## Challenge
Transcribe every entry word for word, leaving out all images.

## Dataset entries
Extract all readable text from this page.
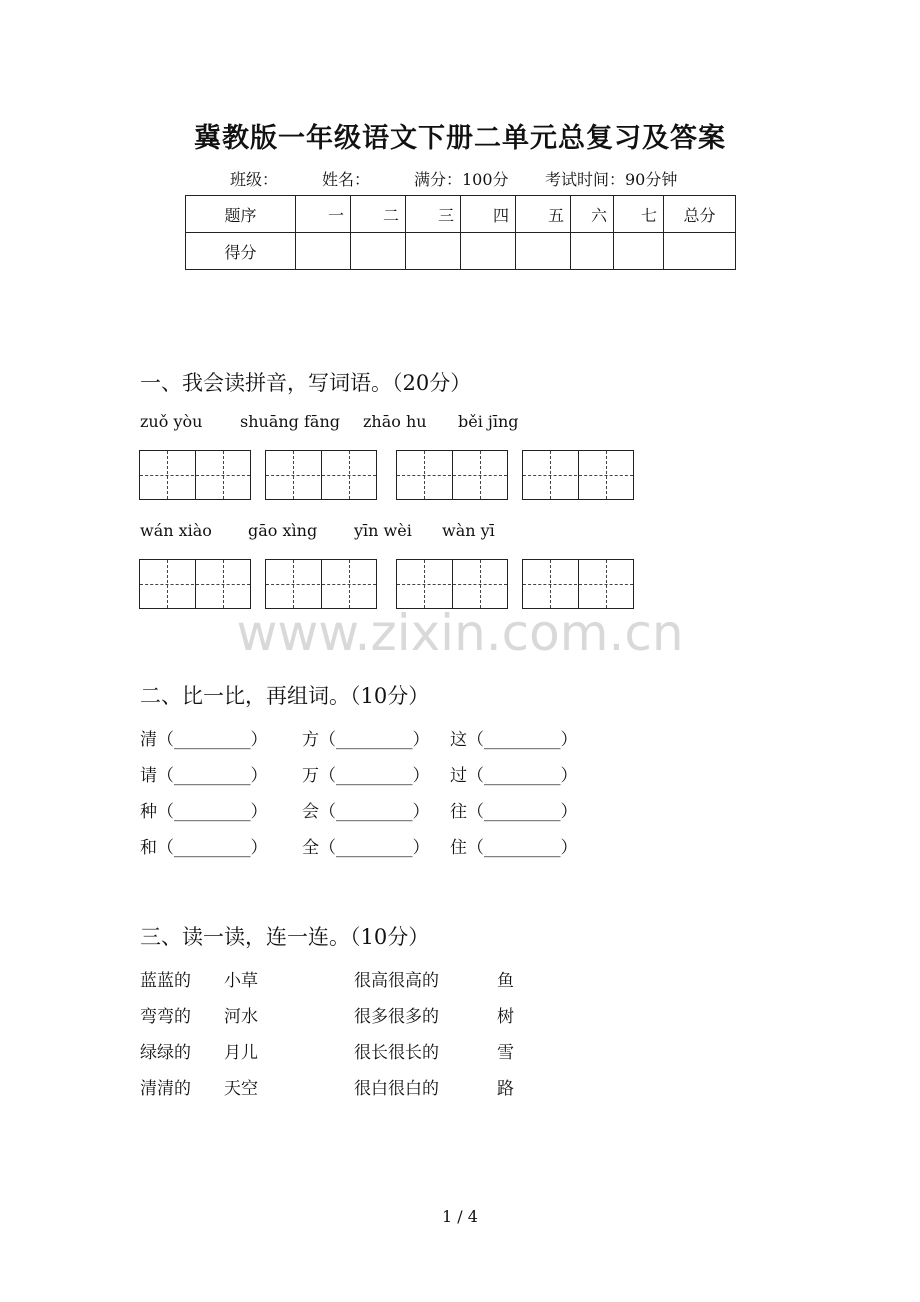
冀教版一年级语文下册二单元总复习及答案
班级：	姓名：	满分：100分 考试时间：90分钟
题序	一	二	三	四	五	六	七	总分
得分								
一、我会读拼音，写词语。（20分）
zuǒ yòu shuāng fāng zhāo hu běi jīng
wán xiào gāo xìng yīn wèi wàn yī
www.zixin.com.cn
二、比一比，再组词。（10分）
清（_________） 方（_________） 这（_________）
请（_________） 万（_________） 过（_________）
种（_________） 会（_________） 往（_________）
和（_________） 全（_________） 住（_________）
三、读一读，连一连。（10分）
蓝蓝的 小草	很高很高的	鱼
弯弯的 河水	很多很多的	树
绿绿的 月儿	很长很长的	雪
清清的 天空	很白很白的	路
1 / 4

## Output for this task
Extract all readable text from this page.
冀教版一年级语文下册二单元总复习及答案
班级：	姓名：	满分：100分 考试时间：90分钟
题序	一	二	三	四	五	六	七	总分
得分								
一、我会读拼音，写词语。（20分）
zuǒ yòu shuāng fāng zhāo hu běi jīng
wán xiào gāo xìng yīn wèi wàn yī
www.zixin.com.cn
二、比一比，再组词。（10分）
清（_________） 方（_________） 这（_________）
请（_________） 万（_________） 过（_________）
种（_________） 会（_________） 往（_________）
和（_________） 全（_________） 住（_________）
三、读一读，连一连。（10分）
蓝蓝的 小草	很高很高的	鱼
弯弯的 河水	很多很多的	树
绿绿的 月儿	很长很长的	雪
清清的 天空	很白很白的	路
1 / 4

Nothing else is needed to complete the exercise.